Each line containing the word "Staff" should be found and copied.

Data provided →
++++++++++
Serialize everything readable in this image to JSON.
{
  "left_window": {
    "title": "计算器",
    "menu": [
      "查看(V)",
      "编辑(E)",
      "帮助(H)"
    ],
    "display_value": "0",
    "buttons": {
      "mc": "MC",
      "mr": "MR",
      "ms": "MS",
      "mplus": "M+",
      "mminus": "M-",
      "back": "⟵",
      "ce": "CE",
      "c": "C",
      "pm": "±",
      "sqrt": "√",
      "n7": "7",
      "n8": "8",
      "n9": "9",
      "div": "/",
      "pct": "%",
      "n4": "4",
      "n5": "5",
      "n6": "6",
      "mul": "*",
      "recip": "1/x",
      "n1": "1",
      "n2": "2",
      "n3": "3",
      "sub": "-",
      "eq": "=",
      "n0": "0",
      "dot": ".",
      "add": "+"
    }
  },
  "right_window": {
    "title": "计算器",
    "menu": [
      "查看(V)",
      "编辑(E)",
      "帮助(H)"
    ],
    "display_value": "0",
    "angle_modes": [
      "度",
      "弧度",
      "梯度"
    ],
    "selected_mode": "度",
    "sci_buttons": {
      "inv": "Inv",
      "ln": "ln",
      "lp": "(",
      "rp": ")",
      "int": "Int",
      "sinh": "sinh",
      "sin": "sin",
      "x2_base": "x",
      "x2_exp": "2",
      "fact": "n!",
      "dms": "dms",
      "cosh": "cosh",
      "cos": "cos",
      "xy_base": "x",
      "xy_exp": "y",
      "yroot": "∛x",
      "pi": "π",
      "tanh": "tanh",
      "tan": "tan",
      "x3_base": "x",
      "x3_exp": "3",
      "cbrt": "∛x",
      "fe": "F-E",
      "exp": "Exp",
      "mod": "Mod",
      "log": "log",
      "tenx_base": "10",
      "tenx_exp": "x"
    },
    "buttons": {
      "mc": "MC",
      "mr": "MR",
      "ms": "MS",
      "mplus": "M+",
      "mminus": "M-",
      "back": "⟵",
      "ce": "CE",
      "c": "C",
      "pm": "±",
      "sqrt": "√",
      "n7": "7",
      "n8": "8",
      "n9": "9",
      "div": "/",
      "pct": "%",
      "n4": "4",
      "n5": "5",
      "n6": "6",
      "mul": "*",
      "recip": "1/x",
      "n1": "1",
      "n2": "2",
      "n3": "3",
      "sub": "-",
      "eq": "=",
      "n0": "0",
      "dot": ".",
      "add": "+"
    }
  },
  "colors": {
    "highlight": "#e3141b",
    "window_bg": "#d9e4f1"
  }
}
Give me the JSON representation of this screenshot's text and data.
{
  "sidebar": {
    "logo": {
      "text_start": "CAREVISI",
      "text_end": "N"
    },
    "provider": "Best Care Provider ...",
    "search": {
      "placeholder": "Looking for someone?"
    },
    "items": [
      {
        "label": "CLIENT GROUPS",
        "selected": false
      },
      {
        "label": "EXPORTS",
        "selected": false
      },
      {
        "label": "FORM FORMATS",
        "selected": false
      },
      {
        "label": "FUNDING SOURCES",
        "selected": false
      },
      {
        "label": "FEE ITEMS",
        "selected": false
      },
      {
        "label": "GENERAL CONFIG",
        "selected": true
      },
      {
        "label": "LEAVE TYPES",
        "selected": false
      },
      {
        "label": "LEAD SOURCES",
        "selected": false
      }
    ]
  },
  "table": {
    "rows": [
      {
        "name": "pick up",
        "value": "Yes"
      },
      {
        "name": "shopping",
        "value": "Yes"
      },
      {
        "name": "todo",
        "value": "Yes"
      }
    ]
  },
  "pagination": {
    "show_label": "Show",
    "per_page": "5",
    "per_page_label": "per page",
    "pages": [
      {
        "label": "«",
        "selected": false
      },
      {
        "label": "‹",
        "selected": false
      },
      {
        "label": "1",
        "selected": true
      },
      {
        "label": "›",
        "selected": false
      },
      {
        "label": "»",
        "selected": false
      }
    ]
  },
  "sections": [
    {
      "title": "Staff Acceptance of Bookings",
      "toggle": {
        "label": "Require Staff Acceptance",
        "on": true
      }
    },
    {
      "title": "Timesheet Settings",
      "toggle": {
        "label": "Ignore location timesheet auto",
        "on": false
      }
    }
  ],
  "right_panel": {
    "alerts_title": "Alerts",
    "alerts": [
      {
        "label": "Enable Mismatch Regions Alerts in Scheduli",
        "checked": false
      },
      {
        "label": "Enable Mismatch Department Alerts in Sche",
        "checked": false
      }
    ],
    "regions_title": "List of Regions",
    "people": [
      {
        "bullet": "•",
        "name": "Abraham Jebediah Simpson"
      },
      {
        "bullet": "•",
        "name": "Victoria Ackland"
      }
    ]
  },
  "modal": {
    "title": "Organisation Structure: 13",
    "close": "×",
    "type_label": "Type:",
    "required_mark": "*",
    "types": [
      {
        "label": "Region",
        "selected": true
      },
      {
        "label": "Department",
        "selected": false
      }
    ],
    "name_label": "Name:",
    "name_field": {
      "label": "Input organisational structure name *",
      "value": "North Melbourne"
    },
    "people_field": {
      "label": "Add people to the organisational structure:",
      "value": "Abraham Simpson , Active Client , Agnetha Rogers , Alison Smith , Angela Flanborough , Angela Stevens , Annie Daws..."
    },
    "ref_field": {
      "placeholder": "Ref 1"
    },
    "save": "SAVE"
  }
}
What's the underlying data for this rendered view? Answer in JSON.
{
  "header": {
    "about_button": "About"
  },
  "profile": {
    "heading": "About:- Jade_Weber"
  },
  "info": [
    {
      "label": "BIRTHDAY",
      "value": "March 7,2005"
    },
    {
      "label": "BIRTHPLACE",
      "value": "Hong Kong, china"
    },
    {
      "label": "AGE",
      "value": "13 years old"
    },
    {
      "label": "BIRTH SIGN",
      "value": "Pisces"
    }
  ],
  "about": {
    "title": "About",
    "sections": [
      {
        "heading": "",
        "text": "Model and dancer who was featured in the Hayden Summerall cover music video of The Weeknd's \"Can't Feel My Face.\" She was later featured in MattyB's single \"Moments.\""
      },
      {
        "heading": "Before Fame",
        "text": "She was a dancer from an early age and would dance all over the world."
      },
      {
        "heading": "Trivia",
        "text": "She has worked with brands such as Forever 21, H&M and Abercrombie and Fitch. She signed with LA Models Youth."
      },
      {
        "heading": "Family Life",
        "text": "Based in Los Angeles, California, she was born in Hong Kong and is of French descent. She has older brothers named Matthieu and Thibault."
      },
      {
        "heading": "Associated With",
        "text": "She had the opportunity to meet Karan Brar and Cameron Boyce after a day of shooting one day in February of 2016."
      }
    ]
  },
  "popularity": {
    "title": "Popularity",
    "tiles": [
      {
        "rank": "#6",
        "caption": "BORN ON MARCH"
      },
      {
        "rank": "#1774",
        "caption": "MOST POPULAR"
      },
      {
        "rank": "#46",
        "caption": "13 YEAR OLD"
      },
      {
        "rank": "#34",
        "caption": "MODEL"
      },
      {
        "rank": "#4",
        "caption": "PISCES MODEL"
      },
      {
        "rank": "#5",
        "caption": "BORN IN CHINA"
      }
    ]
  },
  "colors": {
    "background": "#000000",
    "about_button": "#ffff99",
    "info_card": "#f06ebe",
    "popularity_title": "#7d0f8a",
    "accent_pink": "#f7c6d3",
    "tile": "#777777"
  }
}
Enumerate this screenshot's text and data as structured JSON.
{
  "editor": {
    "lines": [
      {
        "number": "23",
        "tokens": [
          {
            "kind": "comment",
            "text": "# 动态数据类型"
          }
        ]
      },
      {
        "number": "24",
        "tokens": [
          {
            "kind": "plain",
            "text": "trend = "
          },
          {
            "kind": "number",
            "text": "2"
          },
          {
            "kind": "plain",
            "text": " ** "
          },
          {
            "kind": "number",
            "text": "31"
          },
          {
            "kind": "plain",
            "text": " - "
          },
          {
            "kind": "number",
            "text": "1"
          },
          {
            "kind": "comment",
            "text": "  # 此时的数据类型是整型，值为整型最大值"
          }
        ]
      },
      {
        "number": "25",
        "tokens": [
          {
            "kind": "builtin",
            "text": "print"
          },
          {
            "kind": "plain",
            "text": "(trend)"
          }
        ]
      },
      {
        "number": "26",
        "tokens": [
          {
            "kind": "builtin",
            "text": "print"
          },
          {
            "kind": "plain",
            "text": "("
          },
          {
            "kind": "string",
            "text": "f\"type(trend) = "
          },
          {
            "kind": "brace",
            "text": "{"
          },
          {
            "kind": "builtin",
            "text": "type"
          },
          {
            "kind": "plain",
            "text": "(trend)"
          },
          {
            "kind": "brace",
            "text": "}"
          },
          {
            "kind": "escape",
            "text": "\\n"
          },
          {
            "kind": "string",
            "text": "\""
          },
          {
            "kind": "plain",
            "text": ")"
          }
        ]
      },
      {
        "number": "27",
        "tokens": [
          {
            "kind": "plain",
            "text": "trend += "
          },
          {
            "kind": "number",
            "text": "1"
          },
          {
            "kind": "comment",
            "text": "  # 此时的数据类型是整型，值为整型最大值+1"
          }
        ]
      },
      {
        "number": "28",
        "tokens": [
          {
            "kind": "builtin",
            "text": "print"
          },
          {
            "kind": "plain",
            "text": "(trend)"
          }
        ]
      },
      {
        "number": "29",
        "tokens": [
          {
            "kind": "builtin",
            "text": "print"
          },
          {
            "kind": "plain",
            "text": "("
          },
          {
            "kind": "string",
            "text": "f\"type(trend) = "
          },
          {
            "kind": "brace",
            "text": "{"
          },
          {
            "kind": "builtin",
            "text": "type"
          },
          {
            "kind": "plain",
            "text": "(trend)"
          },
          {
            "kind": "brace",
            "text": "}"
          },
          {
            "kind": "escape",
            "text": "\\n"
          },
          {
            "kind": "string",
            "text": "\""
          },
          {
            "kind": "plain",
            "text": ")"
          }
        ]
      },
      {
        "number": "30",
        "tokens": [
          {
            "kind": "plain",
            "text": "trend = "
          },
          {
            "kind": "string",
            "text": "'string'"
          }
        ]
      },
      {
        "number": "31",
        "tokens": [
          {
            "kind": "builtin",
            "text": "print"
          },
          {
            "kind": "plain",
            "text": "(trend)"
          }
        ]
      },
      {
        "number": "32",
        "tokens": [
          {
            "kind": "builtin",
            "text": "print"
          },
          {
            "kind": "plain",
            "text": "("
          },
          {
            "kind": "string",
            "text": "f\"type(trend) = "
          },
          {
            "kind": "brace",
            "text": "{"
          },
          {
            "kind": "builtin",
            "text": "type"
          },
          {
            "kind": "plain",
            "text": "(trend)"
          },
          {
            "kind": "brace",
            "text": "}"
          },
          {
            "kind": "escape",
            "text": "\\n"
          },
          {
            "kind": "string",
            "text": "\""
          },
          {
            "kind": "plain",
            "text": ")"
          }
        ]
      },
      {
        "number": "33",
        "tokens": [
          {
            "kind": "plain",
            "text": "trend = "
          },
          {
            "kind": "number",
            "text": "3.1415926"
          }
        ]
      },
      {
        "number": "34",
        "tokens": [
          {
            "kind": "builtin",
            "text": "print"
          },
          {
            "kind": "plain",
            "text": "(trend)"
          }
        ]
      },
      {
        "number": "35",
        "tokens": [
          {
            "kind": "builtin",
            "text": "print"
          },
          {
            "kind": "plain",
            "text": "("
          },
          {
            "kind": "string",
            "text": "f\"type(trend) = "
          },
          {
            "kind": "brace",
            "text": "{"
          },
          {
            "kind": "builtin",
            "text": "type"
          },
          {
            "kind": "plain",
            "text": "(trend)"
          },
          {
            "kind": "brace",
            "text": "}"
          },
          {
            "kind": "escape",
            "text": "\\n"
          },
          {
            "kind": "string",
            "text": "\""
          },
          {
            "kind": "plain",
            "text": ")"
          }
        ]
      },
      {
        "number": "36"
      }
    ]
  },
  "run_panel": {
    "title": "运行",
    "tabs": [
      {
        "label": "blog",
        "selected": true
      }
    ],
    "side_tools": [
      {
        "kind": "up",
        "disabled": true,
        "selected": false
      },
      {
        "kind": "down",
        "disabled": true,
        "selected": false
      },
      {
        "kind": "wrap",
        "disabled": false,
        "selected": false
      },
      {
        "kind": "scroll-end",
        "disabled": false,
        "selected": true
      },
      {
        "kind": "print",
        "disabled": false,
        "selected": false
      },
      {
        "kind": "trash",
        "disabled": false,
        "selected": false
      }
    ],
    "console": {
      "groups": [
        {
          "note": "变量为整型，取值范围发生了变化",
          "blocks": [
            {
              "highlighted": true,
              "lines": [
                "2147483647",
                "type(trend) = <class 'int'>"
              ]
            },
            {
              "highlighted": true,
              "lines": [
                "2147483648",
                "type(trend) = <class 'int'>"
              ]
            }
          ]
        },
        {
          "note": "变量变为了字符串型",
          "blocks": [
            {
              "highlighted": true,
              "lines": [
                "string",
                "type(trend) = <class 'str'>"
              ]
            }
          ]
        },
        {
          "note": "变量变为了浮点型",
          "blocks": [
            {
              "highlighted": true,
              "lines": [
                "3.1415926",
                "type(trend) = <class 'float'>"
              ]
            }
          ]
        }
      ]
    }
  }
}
++++++++++
Finished task →
      "title": "Staff Acceptance of Bookings",
        "label": "Require Staff Acceptance",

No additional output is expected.